Some records:
- - - - -
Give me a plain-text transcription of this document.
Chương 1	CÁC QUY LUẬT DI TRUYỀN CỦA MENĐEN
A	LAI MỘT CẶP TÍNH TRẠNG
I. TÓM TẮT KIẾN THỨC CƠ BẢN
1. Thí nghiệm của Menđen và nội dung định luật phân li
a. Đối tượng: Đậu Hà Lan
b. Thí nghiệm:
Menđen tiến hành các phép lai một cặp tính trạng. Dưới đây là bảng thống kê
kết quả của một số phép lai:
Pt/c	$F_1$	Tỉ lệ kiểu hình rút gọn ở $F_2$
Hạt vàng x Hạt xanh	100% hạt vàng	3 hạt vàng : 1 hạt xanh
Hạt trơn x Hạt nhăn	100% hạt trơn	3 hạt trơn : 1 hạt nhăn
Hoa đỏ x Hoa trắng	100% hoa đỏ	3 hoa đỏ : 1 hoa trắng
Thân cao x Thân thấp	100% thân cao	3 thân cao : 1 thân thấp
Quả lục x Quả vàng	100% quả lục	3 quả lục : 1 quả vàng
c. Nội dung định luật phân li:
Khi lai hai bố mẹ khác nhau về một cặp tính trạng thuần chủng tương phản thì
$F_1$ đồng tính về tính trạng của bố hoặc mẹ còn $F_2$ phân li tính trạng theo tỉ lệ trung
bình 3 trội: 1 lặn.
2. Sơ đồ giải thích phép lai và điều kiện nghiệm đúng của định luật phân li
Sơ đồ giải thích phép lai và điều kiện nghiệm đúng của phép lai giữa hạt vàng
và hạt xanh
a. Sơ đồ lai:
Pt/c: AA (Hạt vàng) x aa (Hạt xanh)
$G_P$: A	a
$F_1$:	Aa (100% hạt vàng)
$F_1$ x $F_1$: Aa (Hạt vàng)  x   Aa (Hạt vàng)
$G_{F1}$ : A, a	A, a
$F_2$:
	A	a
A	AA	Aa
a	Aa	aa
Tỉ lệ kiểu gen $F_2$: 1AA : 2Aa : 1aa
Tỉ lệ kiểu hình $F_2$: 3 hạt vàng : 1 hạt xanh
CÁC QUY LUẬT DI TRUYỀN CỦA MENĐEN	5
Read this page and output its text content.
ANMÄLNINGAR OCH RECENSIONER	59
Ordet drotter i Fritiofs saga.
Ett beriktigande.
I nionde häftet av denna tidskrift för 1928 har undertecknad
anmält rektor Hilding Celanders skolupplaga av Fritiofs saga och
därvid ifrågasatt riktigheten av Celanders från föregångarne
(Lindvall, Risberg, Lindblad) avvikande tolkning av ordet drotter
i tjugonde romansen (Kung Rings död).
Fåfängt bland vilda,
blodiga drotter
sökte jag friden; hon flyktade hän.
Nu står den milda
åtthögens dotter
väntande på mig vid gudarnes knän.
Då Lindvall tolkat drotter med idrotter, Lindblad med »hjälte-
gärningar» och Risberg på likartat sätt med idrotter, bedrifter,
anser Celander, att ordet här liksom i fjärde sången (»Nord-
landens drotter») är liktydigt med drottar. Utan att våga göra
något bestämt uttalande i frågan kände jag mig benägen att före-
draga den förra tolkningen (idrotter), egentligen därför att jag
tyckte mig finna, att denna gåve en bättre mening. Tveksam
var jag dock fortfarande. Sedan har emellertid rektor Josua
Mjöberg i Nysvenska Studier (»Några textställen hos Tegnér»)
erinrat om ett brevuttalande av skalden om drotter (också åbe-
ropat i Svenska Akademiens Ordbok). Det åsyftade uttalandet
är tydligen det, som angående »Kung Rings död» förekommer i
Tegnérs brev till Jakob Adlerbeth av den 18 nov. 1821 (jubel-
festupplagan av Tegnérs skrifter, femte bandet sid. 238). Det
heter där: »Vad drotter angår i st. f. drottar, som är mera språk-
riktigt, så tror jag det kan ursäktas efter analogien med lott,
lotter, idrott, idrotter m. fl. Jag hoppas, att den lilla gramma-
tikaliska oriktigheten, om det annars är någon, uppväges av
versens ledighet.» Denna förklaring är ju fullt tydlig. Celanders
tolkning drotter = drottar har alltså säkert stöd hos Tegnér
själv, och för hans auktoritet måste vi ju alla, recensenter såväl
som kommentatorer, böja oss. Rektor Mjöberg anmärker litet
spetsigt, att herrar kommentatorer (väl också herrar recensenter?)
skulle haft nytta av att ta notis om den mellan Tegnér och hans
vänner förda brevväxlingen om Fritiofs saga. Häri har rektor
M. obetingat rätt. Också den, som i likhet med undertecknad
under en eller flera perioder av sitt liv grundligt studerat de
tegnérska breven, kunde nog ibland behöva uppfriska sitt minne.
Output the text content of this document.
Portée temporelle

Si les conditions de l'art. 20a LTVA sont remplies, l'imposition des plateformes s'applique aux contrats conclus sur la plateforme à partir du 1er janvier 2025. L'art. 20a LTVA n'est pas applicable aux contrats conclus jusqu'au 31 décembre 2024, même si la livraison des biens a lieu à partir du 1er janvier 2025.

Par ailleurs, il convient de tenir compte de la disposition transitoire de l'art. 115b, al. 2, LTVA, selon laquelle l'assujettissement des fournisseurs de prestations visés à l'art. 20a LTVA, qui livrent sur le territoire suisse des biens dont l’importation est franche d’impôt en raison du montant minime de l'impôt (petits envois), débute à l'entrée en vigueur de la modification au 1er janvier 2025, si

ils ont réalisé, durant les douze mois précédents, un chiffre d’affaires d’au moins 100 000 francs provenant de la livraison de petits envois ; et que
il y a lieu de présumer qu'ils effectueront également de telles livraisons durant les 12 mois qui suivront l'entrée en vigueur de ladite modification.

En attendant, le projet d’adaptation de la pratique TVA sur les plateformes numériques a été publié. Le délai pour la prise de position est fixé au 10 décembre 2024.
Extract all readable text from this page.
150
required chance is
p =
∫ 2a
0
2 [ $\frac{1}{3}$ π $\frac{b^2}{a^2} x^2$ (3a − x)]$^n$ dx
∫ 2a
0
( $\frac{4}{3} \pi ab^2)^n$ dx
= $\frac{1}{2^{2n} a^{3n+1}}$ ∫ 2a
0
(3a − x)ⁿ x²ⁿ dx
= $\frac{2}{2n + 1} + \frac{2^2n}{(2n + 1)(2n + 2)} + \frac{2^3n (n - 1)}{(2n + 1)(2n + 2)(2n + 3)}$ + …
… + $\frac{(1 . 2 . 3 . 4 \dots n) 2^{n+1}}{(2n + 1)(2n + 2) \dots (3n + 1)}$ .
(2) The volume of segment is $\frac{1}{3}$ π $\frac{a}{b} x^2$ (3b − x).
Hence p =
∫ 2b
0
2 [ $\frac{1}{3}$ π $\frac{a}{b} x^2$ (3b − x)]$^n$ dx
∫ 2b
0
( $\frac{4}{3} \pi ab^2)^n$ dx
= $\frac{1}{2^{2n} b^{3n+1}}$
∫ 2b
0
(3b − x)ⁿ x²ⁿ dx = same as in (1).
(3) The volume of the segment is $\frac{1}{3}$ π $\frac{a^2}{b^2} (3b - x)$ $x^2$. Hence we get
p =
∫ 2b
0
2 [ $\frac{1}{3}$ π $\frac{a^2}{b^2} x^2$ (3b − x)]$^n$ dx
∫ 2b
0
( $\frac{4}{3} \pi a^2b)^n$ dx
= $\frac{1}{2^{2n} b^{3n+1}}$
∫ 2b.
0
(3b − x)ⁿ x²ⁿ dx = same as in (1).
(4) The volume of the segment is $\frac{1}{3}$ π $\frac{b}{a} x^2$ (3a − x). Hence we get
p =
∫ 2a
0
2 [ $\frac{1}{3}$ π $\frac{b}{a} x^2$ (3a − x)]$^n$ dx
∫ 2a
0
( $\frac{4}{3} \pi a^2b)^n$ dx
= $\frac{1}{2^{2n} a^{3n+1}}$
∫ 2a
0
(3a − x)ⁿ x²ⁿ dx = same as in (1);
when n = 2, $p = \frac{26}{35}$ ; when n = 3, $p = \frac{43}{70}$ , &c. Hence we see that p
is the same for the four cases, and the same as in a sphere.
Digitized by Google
- - - - -
• WHAT YOU NEED TO DO
Using the listing above, work out how many of its lines include "Fritiofs", and give only the result.

• FINAL ANSWER
3